YOUR INSTRUCTIONS:
From the listing that follows, extract every line and set it down unaltered.

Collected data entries
--------------------
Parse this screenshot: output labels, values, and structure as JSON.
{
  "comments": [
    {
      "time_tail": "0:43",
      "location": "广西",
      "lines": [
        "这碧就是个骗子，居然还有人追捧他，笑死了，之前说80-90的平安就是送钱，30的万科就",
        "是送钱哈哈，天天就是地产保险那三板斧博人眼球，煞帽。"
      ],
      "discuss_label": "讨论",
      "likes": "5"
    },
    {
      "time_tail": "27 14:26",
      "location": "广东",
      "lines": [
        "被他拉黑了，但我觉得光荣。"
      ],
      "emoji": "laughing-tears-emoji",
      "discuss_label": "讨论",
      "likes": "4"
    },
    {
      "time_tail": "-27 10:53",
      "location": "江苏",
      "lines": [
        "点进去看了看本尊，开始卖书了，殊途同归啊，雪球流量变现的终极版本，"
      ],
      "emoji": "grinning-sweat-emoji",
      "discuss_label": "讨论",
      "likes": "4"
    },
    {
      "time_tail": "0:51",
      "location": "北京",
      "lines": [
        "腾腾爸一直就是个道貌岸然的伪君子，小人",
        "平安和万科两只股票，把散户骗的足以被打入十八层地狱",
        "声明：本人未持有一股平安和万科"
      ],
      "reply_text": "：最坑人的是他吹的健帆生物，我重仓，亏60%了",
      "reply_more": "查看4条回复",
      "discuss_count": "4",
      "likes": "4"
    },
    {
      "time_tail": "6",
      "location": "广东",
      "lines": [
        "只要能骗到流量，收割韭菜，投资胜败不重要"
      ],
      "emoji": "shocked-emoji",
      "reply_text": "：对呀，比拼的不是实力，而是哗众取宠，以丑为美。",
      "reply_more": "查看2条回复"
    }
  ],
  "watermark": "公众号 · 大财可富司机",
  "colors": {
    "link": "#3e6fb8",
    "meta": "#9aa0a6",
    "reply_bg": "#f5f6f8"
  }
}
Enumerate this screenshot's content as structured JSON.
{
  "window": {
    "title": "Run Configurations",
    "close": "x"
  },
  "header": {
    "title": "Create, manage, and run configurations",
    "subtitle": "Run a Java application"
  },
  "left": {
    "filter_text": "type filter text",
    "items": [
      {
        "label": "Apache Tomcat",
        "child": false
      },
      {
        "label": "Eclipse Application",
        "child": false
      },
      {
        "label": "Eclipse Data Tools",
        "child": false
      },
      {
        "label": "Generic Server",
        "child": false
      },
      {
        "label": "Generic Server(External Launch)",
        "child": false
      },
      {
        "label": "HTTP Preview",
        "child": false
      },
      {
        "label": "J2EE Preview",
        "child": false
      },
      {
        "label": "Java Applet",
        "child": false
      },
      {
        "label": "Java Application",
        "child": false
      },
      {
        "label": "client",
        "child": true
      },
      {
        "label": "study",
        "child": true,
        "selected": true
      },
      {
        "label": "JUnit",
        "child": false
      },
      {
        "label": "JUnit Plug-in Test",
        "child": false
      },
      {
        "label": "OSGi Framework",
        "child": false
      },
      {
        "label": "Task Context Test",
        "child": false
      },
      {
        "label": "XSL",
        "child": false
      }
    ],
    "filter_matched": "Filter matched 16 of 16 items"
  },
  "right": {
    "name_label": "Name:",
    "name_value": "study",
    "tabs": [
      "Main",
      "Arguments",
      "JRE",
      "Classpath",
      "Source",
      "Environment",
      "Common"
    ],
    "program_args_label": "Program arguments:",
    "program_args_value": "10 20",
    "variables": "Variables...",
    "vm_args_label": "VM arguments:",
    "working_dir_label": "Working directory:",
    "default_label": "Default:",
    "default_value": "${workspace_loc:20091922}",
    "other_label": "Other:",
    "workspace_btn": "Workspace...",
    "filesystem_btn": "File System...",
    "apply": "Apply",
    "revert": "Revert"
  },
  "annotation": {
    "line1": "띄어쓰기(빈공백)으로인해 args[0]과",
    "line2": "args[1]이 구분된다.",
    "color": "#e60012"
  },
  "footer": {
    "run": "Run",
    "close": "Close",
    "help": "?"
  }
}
--------------------
TASK RESPONSE:
Parse this screenshot: output labels, values, and structure as JSON.
{
  "comments": [
    {
      "time_tail": "0:43",
      "location": "广西",
      "lines": [
        "这碧就是个骗子，居然还有人追捧他，笑死了，之前说80-90的平安就是送钱，30的万科就",
        "是送钱哈哈，天天就是地产保险那三板斧博人眼球，煞帽。"
      ],
      "discuss_label": "讨论",
      "likes": "5"
    },
    {
      "time_tail": "27 14:26",
      "location": "广东",
      "lines": [
        "被他拉黑了，但我觉得光荣。"
      ],
      "emoji": "laughing-tears-emoji",
      "discuss_label": "讨论",
      "likes": "4"
    },
    {
      "time_tail": "-27 10:53",
      "location": "江苏",
      "lines": [
        "点进去看了看本尊，开始卖书了，殊途同归啊，雪球流量变现的终极版本，"
      ],
      "emoji": "grinning-sweat-emoji",
      "discuss_label": "讨论",
      "likes": "4"
    },
    {
      "time_tail": "0:51",
      "location": "北京",
      "lines": [
        "腾腾爸一直就是个道貌岸然的伪君子，小人",
        "平安和万科两只股票，把散户骗的足以被打入十八层地狱",
        "声明：本人未持有一股平安和万科"
      ],
      "reply_text": "：最坑人的是他吹的健帆生物，我重仓，亏60%了",
      "reply_more": "查看4条回复",
      "discuss_count": "4",
      "likes": "4"
    },
    {
      "time_tail": "6",
      "location": "广东",
      "lines": [
        "只要能骗到流量，收割韭菜，投资胜败不重要"
      ],
      "emoji": "shocked-emoji",
      "reply_text": "：对呀，比拼的不是实力，而是哗众取宠，以丑为美。",
      "reply_more": "查看2条回复"
    }
  ],
  "watermark": "公众号 · 大财可富司机",
  "colors": {
    "link": "#3e6fb8",
    "meta": "#9aa0a6",
    "reply_bg": "#f5f6f8"
  }
}
Enumerate this screenshot's content as structured JSON.
{
  "window": {
    "title": "Run Configurations",
    "close": "x"
  },
  "header": {
    "title": "Create, manage, and run configurations",
    "subtitle": "Run a Java application"
  },
  "left": {
    "filter_text": "type filter text",
    "items": [
      {
        "label": "Apache Tomcat",
        "child": false
      },
      {
        "label": "Eclipse Application",
        "child": false
      },
      {
        "label": "Eclipse Data Tools",
        "child": false
      },
      {
        "label": "Generic Server",
        "child": false
      },
      {
        "label": "Generic Server(External Launch)",
        "child": false
      },
      {
        "label": "HTTP Preview",
        "child": false
      },
      {
        "label": "J2EE Preview",
        "child": false
      },
      {
        "label": "Java Applet",
        "child": false
      },
      {
        "label": "Java Application",
        "child": false
      },
      {
        "label": "client",
        "child": true
      },
      {
        "label": "study",
        "child": true,
        "selected": true
      },
      {
        "label": "JUnit",
        "child": false
      },
      {
        "label": "JUnit Plug-in Test",
        "child": false
      },
      {
        "label": "OSGi Framework",
        "child": false
      },
      {
        "label": "Task Context Test",
        "child": false
      },
      {
        "label": "XSL",
        "child": false
      }
    ],
    "filter_matched": "Filter matched 16 of 16 items"
  },
  "right": {
    "name_label": "Name:",
    "name_value": "study",
    "tabs": [
      "Main",
      "Arguments",
      "JRE",
      "Classpath",
      "Source",
      "Environment",
      "Common"
    ],
    "program_args_label": "Program arguments:",
    "program_args_value": "10 20",
    "variables": "Variables...",
    "vm_args_label": "VM arguments:",
    "working_dir_label": "Working directory:",
    "default_label": "Default:",
    "default_value": "${workspace_loc:20091922}",
    "other_label": "Other:",
    "workspace_btn": "Workspace...",
    "filesystem_btn": "File System...",
    "apply": "Apply",
    "revert": "Revert"
  },
  "annotation": {
    "line1": "띄어쓰기(빈공백)으로인해 args[0]과",
    "line2": "args[1]이 구분된다.",
    "color": "#e60012"
  },
  "footer": {
    "run": "Run",
    "close": "Close",
    "help": "?"
  }
}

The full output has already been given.